Data excerpts:
::::::

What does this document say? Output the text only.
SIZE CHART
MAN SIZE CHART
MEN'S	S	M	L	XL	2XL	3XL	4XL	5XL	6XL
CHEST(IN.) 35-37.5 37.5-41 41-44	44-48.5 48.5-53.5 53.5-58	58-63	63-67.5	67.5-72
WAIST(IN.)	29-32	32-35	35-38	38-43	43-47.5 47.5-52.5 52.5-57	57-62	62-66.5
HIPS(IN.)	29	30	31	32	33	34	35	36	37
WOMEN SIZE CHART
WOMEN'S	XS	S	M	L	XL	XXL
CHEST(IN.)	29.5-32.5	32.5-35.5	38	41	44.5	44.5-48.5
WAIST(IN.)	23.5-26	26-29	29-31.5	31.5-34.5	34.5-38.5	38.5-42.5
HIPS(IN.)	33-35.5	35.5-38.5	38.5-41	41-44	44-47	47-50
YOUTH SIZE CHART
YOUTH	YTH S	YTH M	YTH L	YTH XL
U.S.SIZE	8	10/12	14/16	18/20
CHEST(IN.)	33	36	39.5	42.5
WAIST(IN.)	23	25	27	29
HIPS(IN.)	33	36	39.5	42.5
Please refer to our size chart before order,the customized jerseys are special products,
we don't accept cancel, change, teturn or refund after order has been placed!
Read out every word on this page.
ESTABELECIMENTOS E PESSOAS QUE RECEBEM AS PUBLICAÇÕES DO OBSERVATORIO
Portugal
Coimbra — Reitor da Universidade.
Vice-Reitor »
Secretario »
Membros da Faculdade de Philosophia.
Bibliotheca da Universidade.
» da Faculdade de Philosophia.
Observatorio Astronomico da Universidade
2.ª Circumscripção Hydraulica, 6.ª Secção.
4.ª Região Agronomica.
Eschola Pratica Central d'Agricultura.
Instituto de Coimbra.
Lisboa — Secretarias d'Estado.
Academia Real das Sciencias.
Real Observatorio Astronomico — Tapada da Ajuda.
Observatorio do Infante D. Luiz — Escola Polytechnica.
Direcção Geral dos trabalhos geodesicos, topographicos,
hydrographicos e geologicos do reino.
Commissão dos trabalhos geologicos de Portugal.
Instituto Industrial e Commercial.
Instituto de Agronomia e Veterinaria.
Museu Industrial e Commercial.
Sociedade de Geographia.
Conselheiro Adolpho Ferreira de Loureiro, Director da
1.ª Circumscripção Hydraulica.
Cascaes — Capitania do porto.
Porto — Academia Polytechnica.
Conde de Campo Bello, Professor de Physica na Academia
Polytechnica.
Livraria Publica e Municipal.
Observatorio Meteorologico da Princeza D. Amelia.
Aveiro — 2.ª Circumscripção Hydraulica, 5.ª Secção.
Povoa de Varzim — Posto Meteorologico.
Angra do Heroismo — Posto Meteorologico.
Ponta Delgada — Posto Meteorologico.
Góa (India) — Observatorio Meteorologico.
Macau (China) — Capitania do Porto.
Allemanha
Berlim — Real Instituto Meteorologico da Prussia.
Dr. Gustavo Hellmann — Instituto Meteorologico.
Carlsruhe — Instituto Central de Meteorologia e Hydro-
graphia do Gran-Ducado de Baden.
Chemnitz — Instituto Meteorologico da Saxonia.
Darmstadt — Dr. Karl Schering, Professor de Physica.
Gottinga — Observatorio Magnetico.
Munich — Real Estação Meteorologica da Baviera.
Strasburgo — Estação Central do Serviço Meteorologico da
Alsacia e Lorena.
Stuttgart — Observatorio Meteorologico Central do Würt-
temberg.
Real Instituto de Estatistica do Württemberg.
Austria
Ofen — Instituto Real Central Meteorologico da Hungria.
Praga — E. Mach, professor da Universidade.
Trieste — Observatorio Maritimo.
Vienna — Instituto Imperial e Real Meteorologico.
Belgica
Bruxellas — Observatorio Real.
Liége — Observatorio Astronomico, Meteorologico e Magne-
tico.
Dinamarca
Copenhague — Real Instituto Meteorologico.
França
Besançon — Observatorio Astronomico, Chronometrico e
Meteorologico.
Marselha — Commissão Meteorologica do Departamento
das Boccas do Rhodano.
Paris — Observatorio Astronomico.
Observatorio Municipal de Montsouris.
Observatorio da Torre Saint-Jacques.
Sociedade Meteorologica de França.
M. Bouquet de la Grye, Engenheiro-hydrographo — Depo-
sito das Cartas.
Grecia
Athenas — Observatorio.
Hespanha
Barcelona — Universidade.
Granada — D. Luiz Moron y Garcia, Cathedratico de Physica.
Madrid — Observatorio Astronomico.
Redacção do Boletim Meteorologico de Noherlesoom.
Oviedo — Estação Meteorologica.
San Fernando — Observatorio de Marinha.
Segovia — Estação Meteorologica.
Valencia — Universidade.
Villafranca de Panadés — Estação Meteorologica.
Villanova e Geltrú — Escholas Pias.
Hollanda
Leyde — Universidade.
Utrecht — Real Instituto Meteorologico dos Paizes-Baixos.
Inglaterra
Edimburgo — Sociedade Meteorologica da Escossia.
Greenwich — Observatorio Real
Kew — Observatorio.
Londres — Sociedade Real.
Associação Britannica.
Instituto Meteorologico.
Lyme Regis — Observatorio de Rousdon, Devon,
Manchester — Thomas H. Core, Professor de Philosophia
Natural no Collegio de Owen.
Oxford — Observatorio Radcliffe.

::::::

#### [PROBLEM TO SOLVE]
From the records above, extract every entry verbatim.

#### [EXERCISE ANSWER]
What does this document say? Output the text only.
SIZE CHART
MAN SIZE CHART
MEN'S	S	M	L	XL	2XL	3XL	4XL	5XL	6XL
CHEST(IN.) 35-37.5 37.5-41 41-44	44-48.5 48.5-53.5 53.5-58	58-63	63-67.5	67.5-72
WAIST(IN.)	29-32	32-35	35-38	38-43	43-47.5 47.5-52.5 52.5-57	57-62	62-66.5
HIPS(IN.)	29	30	31	32	33	34	35	36	37
WOMEN SIZE CHART
WOMEN'S	XS	S	M	L	XL	XXL
CHEST(IN.)	29.5-32.5	32.5-35.5	38	41	44.5	44.5-48.5
WAIST(IN.)	23.5-26	26-29	29-31.5	31.5-34.5	34.5-38.5	38.5-42.5
HIPS(IN.)	33-35.5	35.5-38.5	38.5-41	41-44	44-47	47-50
YOUTH SIZE CHART
YOUTH	YTH S	YTH M	YTH L	YTH XL
U.S.SIZE	8	10/12	14/16	18/20
CHEST(IN.)	33	36	39.5	42.5
WAIST(IN.)	23	25	27	29
HIPS(IN.)	33	36	39.5	42.5
Please refer to our size chart before order,the customized jerseys are special products,
we don't accept cancel, change, teturn or refund after order has been placed!
Read out every word on this page.
ESTABELECIMENTOS E PESSOAS QUE RECEBEM AS PUBLICAÇÕES DO OBSERVATORIO
Portugal
Coimbra — Reitor da Universidade.
Vice-Reitor »
Secretario »
Membros da Faculdade de Philosophia.
Bibliotheca da Universidade.
» da Faculdade de Philosophia.
Observatorio Astronomico da Universidade
2.ª Circumscripção Hydraulica, 6.ª Secção.
4.ª Região Agronomica.
Eschola Pratica Central d'Agricultura.
Instituto de Coimbra.
Lisboa — Secretarias d'Estado.
Academia Real das Sciencias.
Real Observatorio Astronomico — Tapada da Ajuda.
Observatorio do Infante D. Luiz — Escola Polytechnica.
Direcção Geral dos trabalhos geodesicos, topographicos,
hydrographicos e geologicos do reino.
Commissão dos trabalhos geologicos de Portugal.
Instituto Industrial e Commercial.
Instituto de Agronomia e Veterinaria.
Museu Industrial e Commercial.
Sociedade de Geographia.
Conselheiro Adolpho Ferreira de Loureiro, Director da
1.ª Circumscripção Hydraulica.
Cascaes — Capitania do porto.
Porto — Academia Polytechnica.
Conde de Campo Bello, Professor de Physica na Academia
Polytechnica.
Livraria Publica e Municipal.
Observatorio Meteorologico da Princeza D. Amelia.
Aveiro — 2.ª Circumscripção Hydraulica, 5.ª Secção.
Povoa de Varzim — Posto Meteorologico.
Angra do Heroismo — Posto Meteorologico.
Ponta Delgada — Posto Meteorologico.
Góa (India) — Observatorio Meteorologico.
Macau (China) — Capitania do Porto.
Allemanha
Berlim — Real Instituto Meteorologico da Prussia.
Dr. Gustavo Hellmann — Instituto Meteorologico.
Carlsruhe — Instituto Central de Meteorologia e Hydro-
graphia do Gran-Ducado de Baden.
Chemnitz — Instituto Meteorologico da Saxonia.
Darmstadt — Dr. Karl Schering, Professor de Physica.
Gottinga — Observatorio Magnetico.
Munich — Real Estação Meteorologica da Baviera.
Strasburgo — Estação Central do Serviço Meteorologico da
Alsacia e Lorena.
Stuttgart — Observatorio Meteorologico Central do Würt-
temberg.
Real Instituto de Estatistica do Württemberg.
Austria
Ofen — Instituto Real Central Meteorologico da Hungria.
Praga — E. Mach, professor da Universidade.
Trieste — Observatorio Maritimo.
Vienna — Instituto Imperial e Real Meteorologico.
Belgica
Bruxellas — Observatorio Real.
Liége — Observatorio Astronomico, Meteorologico e Magne-
tico.
Dinamarca
Copenhague — Real Instituto Meteorologico.
França
Besançon — Observatorio Astronomico, Chronometrico e
Meteorologico.
Marselha — Commissão Meteorologica do Departamento
das Boccas do Rhodano.
Paris — Observatorio Astronomico.
Observatorio Municipal de Montsouris.
Observatorio da Torre Saint-Jacques.
Sociedade Meteorologica de França.
M. Bouquet de la Grye, Engenheiro-hydrographo — Depo-
sito das Cartas.
Grecia
Athenas — Observatorio.
Hespanha
Barcelona — Universidade.
Granada — D. Luiz Moron y Garcia, Cathedratico de Physica.
Madrid — Observatorio Astronomico.
Redacção do Boletim Meteorologico de Noherlesoom.
Oviedo — Estação Meteorologica.
San Fernando — Observatorio de Marinha.
Segovia — Estação Meteorologica.
Valencia — Universidade.
Villafranca de Panadés — Estação Meteorologica.
Villanova e Geltrú — Escholas Pias.
Hollanda
Leyde — Universidade.
Utrecht — Real Instituto Meteorologico dos Paizes-Baixos.
Inglaterra
Edimburgo — Sociedade Meteorologica da Escossia.
Greenwich — Observatorio Real
Kew — Observatorio.
Londres — Sociedade Real.
Associação Britannica.
Instituto Meteorologico.
Lyme Regis — Observatorio de Rousdon, Devon,
Manchester — Thomas H. Core, Professor de Philosophia
Natural no Collegio de Owen.
Oxford — Observatorio Radcliffe.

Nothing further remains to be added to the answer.